### TASK BRIEF
Take the part of the records that opens with the line containing "- scroll-content-transform-field[interactable]: Content" and closes with the line containing "- close-button-field[interactable]: CloseButton". Rewrite only those lines, replacing "Rect Transform" with "Layout Transform" and leaving everything else unchanged.

### DATA EXCERPTS
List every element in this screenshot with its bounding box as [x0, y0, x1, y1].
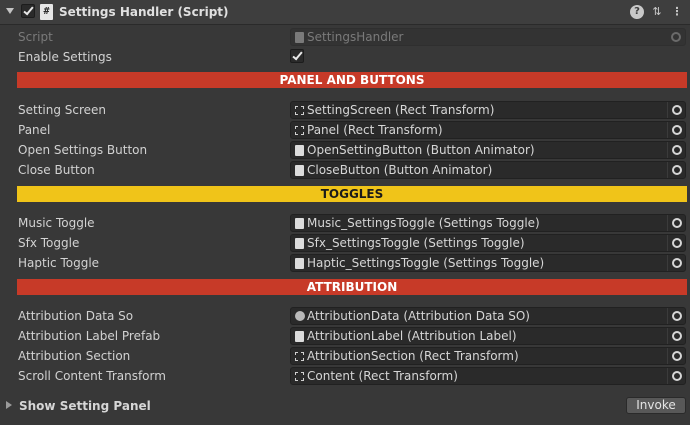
- scroll-content-transform-field[interactable]: Content (Rect Transform): [290, 367, 686, 385]
- attribution-section-row: Attribution Section AttributionSection (…: [0, 346, 690, 366]
- panel-field[interactable]: Panel (Rect Transform): [290, 121, 686, 139]
- setting-screen-field[interactable]: SettingScreen (Rect Transform): [290, 101, 686, 119]
- script-icon: [295, 258, 304, 269]
- script-icon: [295, 145, 304, 156]
- attribution-data-so-field[interactable]: AttributionData (Attribution Data SO): [290, 307, 686, 325]
- close-button-row: Close Button CloseButton (Button Animato…: [0, 160, 690, 180]
- open-settings-button-field[interactable]: OpenSettingButton (Button Animator): [290, 141, 686, 159]
- field-label: Attribution Data So: [18, 309, 134, 323]
- music-toggle-field[interactable]: Music_SettingsToggle (Settings Toggle): [290, 214, 686, 232]
- attribution-data-so-row: Attribution Data So AttributionData (Att…: [0, 306, 690, 326]
- panel-and-buttons-header: PANEL AND BUTTONS: [17, 72, 687, 88]
- field-value: Sfx_SettingsToggle (Settings Toggle): [307, 236, 525, 250]
- show-setting-panel-row: Show Setting Panel Invoke: [0, 397, 690, 417]
- object-picker-icon[interactable]: [667, 122, 685, 138]
- component-header: # Settings Handler (Script) ? ⇅ ⋮: [0, 0, 690, 25]
- sfx-toggle-row: Sfx Toggle Sfx_SettingsToggle (Settings …: [0, 233, 690, 253]
- object-picker-icon[interactable]: [667, 235, 685, 251]
- attribution-label-prefab-row: Attribution Label Prefab AttributionLabe…: [0, 326, 690, 346]
- object-picker-icon[interactable]: [667, 102, 685, 118]
- invoke-button[interactable]: Invoke: [626, 397, 686, 414]
- script-icon: [295, 238, 304, 249]
- field-value: Content (Rect Transform): [307, 369, 458, 383]
- script-field: SettingsHandler: [290, 28, 686, 46]
- sfx-toggle-field[interactable]: Sfx_SettingsToggle (Settings Toggle): [290, 234, 686, 252]
- rect-transform-icon: [295, 352, 304, 361]
- object-picker-icon: [667, 29, 685, 45]
- component-title: Settings Handler (Script): [59, 5, 229, 19]
- foldout-collapsed-icon[interactable]: [6, 401, 12, 409]
- haptic-toggle-row: Haptic Toggle Haptic_SettingsToggle (Set…: [0, 253, 690, 273]
- close-button-field[interactable]: CloseButton (Button Animator): [290, 161, 686, 179]
- field-value: AttributionLabel (Attribution Label): [307, 329, 517, 343]
- enable-settings-checkbox[interactable]: [290, 49, 304, 63]
- csharp-script-icon: #: [40, 4, 53, 20]
- object-picker-icon[interactable]: [667, 368, 685, 384]
- script-row: Script SettingsHandler: [0, 27, 690, 47]
- rect-transform-icon: [295, 106, 304, 115]
- field-label: Attribution Label Prefab: [18, 329, 161, 343]
- script-value: SettingsHandler: [307, 30, 404, 44]
- attribution-header: ATTRIBUTION: [17, 279, 687, 295]
- enable-settings-label: Enable Settings: [18, 50, 112, 64]
- attribution-label-prefab-field[interactable]: AttributionLabel (Attribution Label): [290, 327, 686, 345]
- scriptable-object-icon: [295, 311, 305, 321]
- object-picker-icon[interactable]: [667, 308, 685, 324]
- enable-settings-row: Enable Settings: [0, 47, 690, 67]
- field-label: Haptic Toggle: [18, 256, 100, 270]
- field-value: SettingScreen (Rect Transform): [307, 103, 495, 117]
- field-label: Setting Screen: [18, 103, 107, 117]
- script-label: Script: [18, 30, 53, 44]
- object-picker-icon[interactable]: [667, 348, 685, 364]
- panel-row: Panel Panel (Rect Transform): [0, 120, 690, 140]
- field-value: OpenSettingButton (Button Animator): [307, 143, 535, 157]
- object-picker-icon[interactable]: [667, 328, 685, 344]
- field-label: Open Settings Button: [18, 143, 148, 157]
- script-icon: [295, 331, 304, 342]
- field-value: Panel (Rect Transform): [307, 123, 443, 137]
- rect-transform-icon: [295, 126, 304, 135]
- field-label: Sfx Toggle: [18, 236, 80, 250]
- toggles-header: TOGGLES: [17, 186, 687, 202]
- show-setting-panel-label[interactable]: Show Setting Panel: [19, 399, 151, 413]
- field-value: AttributionSection (Rect Transform): [307, 349, 519, 363]
- context-menu-icon[interactable]: ⋮: [670, 5, 684, 19]
- field-label: Attribution Section: [18, 349, 131, 363]
- object-picker-icon[interactable]: [667, 162, 685, 178]
- object-picker-icon[interactable]: [667, 142, 685, 158]
- field-value: AttributionData (Attribution Data SO): [307, 309, 530, 323]
- preset-icon[interactable]: ⇅: [650, 5, 664, 19]
- haptic-toggle-field[interactable]: Haptic_SettingsToggle (Settings Toggle): [290, 254, 686, 272]
- attribution-section-field[interactable]: AttributionSection (Rect Transform): [290, 347, 686, 365]
- field-label: Music Toggle: [18, 216, 95, 230]
- field-value: CloseButton (Button Animator): [307, 163, 493, 177]
- field-value: Music_SettingsToggle (Settings Toggle): [307, 216, 540, 230]
- foldout-arrow-icon[interactable]: [6, 8, 14, 14]
- setting-screen-row: Setting Screen SettingScreen (Rect Trans…: [0, 100, 690, 120]
- help-icon[interactable]: ?: [630, 5, 644, 19]
- field-value: Haptic_SettingsToggle (Settings Toggle): [307, 256, 545, 270]
- open-settings-button-row: Open Settings Button OpenSettingButton (…: [0, 140, 690, 160]
- component-enabled-checkbox[interactable]: [21, 4, 35, 18]
- object-picker-icon[interactable]: [667, 215, 685, 231]
- script-icon: [295, 32, 304, 43]
- field-label: Scroll Content Transform: [18, 369, 166, 383]
- field-label: Panel: [18, 123, 51, 137]
- rect-transform-icon: [295, 372, 304, 381]
- object-picker-icon[interactable]: [667, 255, 685, 271]
- scroll-content-transform-row: Scroll Content Transform Content (Rect T…: [0, 366, 690, 386]
- script-icon: [295, 218, 304, 229]
- field-label: Close Button: [18, 163, 95, 177]
- music-toggle-row: Music Toggle Music_SettingsToggle (Setti…: [0, 213, 690, 233]
- script-icon: [295, 165, 304, 176]
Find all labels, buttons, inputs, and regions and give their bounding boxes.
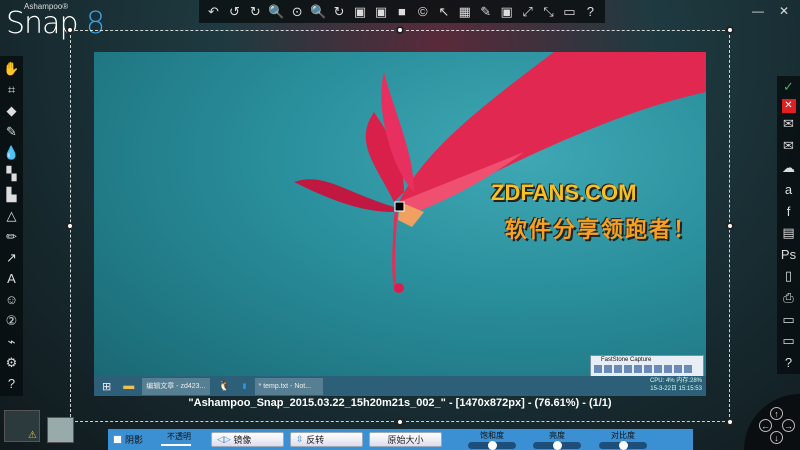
print-icon[interactable]: ⎙ — [779, 288, 799, 308]
resize-handle[interactable] — [396, 26, 404, 34]
arrow-icon[interactable]: ↗ — [2, 248, 22, 268]
close-button[interactable]: ✕ — [779, 4, 789, 18]
crop-icon[interactable]: ⌗ — [2, 80, 22, 100]
copyright-icon[interactable]: © — [413, 2, 433, 22]
numbering-icon[interactable]: ② — [2, 311, 22, 331]
shapes-icon[interactable]: △ — [2, 206, 22, 226]
nav-down-button[interactable]: ↓ — [770, 431, 783, 444]
resize-handle[interactable] — [726, 26, 734, 34]
pencil-icon[interactable]: ✏ — [2, 227, 22, 247]
email-icon[interactable]: ✉ — [779, 114, 799, 134]
help-icon[interactable]: ? — [580, 2, 600, 22]
left-toolbar: ✋ ⌗ ◆ ✎ 💧 ▚ ▙ △ ✏ ↗ A ☺ ② ⌁ ⚙? — [0, 56, 23, 396]
minimize-button[interactable]: — — [752, 4, 764, 18]
email-send-icon[interactable]: ✉ — [779, 136, 799, 156]
brightness-slider[interactable]: 亮度 — [529, 429, 585, 450]
thumbnail-1[interactable]: ⚠ — [4, 410, 40, 442]
flip-label: 反转 — [306, 435, 325, 445]
rectangle-icon[interactable]: ▭ — [559, 2, 579, 22]
translate-icon[interactable]: a — [779, 179, 799, 199]
warning-icon: ⚠ — [28, 430, 37, 441]
eraser-icon[interactable]: ◆ — [2, 101, 22, 121]
clipboard-icon[interactable]: ▯ — [779, 266, 799, 286]
rotate-icon[interactable]: ↻ — [329, 2, 349, 22]
image-caption: "Ashampoo_Snap_2015.03.22_15h20m21s_002_… — [188, 397, 612, 409]
app-name: Snap — [6, 6, 78, 41]
gradient-icon[interactable]: ■ — [392, 2, 412, 22]
resize-handle[interactable] — [726, 222, 734, 230]
contrast-label: 对比度 — [611, 431, 636, 440]
fill-icon[interactable]: ▙ — [2, 185, 22, 205]
pointer-icon[interactable]: ↖ — [434, 2, 454, 22]
emoji-icon[interactable]: ☺ — [2, 290, 22, 310]
hand-icon[interactable]: ✋ — [2, 59, 22, 79]
mirror-icon: ◁▷ — [217, 434, 231, 444]
mirror-label: 镜像 — [233, 435, 252, 445]
opacity-label: 不透明 — [167, 432, 192, 441]
save-folder-icon[interactable]: ▭ — [779, 331, 799, 351]
selection-frame[interactable] — [70, 30, 730, 422]
zoom-100-icon[interactable]: ⊙ — [287, 2, 307, 22]
zoom-in-icon[interactable]: 🔍 — [308, 2, 328, 22]
resize-handle[interactable] — [66, 26, 74, 34]
highlighter-icon[interactable]: ⌁ — [2, 332, 22, 352]
discard-icon[interactable]: ✕ — [781, 98, 796, 113]
facebook-icon[interactable]: f — [779, 201, 799, 221]
original-size-button[interactable]: 原始大小 — [369, 432, 443, 447]
flip-icon: ⇳ — [296, 434, 304, 444]
undo-icon[interactable]: ↺ — [224, 2, 244, 22]
cloud-upload-icon[interactable]: ☁ — [779, 158, 799, 178]
mirror-button[interactable]: ◁▷ 镜像 — [211, 432, 285, 447]
settings-icon[interactable]: ⚙ — [2, 353, 22, 373]
expand-icon[interactable]: ⤢ — [518, 2, 538, 22]
marker-icon[interactable]: ✎ — [2, 122, 22, 142]
thumbnail-2[interactable] — [47, 417, 74, 443]
help-icon[interactable]: ? — [779, 353, 799, 373]
redo-icon[interactable]: ↻ — [245, 2, 265, 22]
open-folder-icon[interactable]: ▭ — [779, 310, 799, 330]
nav-left-button[interactable]: ← — [759, 419, 772, 432]
text-icon[interactable]: A — [2, 269, 22, 289]
help-icon[interactable]: ? — [2, 374, 22, 394]
nav-right-button[interactable]: → — [782, 419, 795, 432]
photoshop-icon[interactable]: Ps — [779, 244, 799, 264]
bottom-panel: 阴影 不透明 ◁▷ 镜像 ⇳ 反转 原始大小 饱和度 亮度 对比度 — [108, 429, 693, 450]
saturation-label: 饱和度 — [480, 431, 505, 440]
brightness-label: 亮度 — [549, 431, 566, 440]
contrast-slider[interactable]: 对比度 — [595, 429, 651, 450]
save-as-icon[interactable]: ▤ — [779, 223, 799, 243]
shadow-checkbox[interactable] — [113, 435, 122, 444]
shadow-label: 阴影 — [125, 435, 144, 445]
top-toolbar: ↶ ↺ ↻ 🔍 ⊙ 🔍 ↻ ▣ ▣ ■ © ↖ ▦ ✎ ▣ ⤢ ⤡ ▭? — [199, 0, 605, 23]
image-adjust-2-icon[interactable]: ▣ — [371, 2, 391, 22]
opacity-slider[interactable]: 不透明 — [161, 429, 211, 450]
resize-handle[interactable] — [726, 418, 734, 426]
undo-all-icon[interactable]: ↶ — [203, 2, 223, 22]
resize-handle[interactable] — [396, 418, 404, 426]
image-adjust-icon[interactable]: ▣ — [350, 2, 370, 22]
resize-handle[interactable] — [66, 222, 74, 230]
drop-icon[interactable]: 💧 — [2, 143, 22, 163]
blur-region-icon[interactable]: ▚ — [2, 164, 22, 184]
saturation-slider[interactable]: 饱和度 — [464, 429, 520, 450]
nav-up-button[interactable]: ↑ — [770, 407, 783, 420]
stamp-timer-icon[interactable]: ▦ — [455, 2, 475, 22]
original-size-label: 原始大小 — [387, 435, 424, 445]
crop-fit-icon[interactable]: ▣ — [497, 2, 517, 22]
right-toolbar: ✓ ✕ ✉ ✉ ☁ a f ▤ Ps ▯ ⎙ ▭ ▭? — [777, 76, 800, 374]
confirm-icon[interactable]: ✓ — [779, 77, 799, 97]
flip-button[interactable]: ⇳ 反转 — [290, 432, 364, 447]
zoom-out-icon[interactable]: 🔍 — [266, 2, 286, 22]
magic-wand-icon[interactable]: ✎ — [476, 2, 496, 22]
shrink-icon[interactable]: ⤡ — [538, 2, 558, 22]
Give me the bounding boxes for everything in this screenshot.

### COMPLETED TASK
- scroll-content-transform-field[interactable]: Content (Layout Transform): [290, 367, 686, 385]
- attribution-section-row: Attribution Section AttributionSection (…: [0, 346, 690, 366]
- panel-field[interactable]: Panel (Layout Transform): [290, 121, 686, 139]
- setting-screen-field[interactable]: SettingScreen (Layout Transform): [290, 101, 686, 119]
- script-icon: [295, 258, 304, 269]
- script-icon: [295, 145, 304, 156]
- attribution-data-so-field[interactable]: AttributionData (Attribution Data SO): [290, 307, 686, 325]
- close-button-row: Close Button CloseButton (Button Animato…: [0, 160, 690, 180]
- open-settings-button-field[interactable]: OpenSettingButton (Button Animator): [290, 141, 686, 159]
- field-label: Attribution Data So: [18, 309, 134, 323]
- music-toggle-field[interactable]: Music_SettingsToggle (Settings Toggle): [290, 214, 686, 232]
- attribution-data-so-row: Attribution Data So AttributionData (Att…: [0, 306, 690, 326]
- panel-and-buttons-header: PANEL AND BUTTONS: [17, 72, 687, 88]
- field-value: Sfx_SettingsToggle (Settings Toggle): [307, 236, 525, 250]
- show-setting-panel-row: Show Setting Panel Invoke: [0, 397, 690, 417]
- object-picker-icon[interactable]: [667, 122, 685, 138]
- component-header: # Settings Handler (Script) ? ⇅ ⋮: [0, 0, 690, 25]
- sfx-toggle-row: Sfx Toggle Sfx_SettingsToggle (Settings …: [0, 233, 690, 253]
- object-picker-icon[interactable]: [667, 235, 685, 251]
- attribution-label-prefab-row: Attribution Label Prefab AttributionLabe…: [0, 326, 690, 346]
- object-picker-icon[interactable]: [667, 102, 685, 118]
- invoke-button[interactable]: Invoke: [626, 397, 686, 414]
- script-icon: [295, 238, 304, 249]
- field-value: Content (Layout Transform): [307, 369, 458, 383]
- script-field: SettingsHandler: [290, 28, 686, 46]
- sfx-toggle-field[interactable]: Sfx_SettingsToggle (Settings Toggle): [290, 234, 686, 252]
- rect-transform-icon: [295, 352, 304, 361]
- object-picker-icon: [667, 29, 685, 45]
- component-title: Settings Handler (Script): [59, 5, 229, 19]
- foldout-collapsed-icon[interactable]: [6, 401, 12, 409]
- haptic-toggle-row: Haptic Toggle Haptic_SettingsToggle (Set…: [0, 253, 690, 273]
- close-button-field[interactable]: CloseButton (Button Animator): [290, 161, 686, 179]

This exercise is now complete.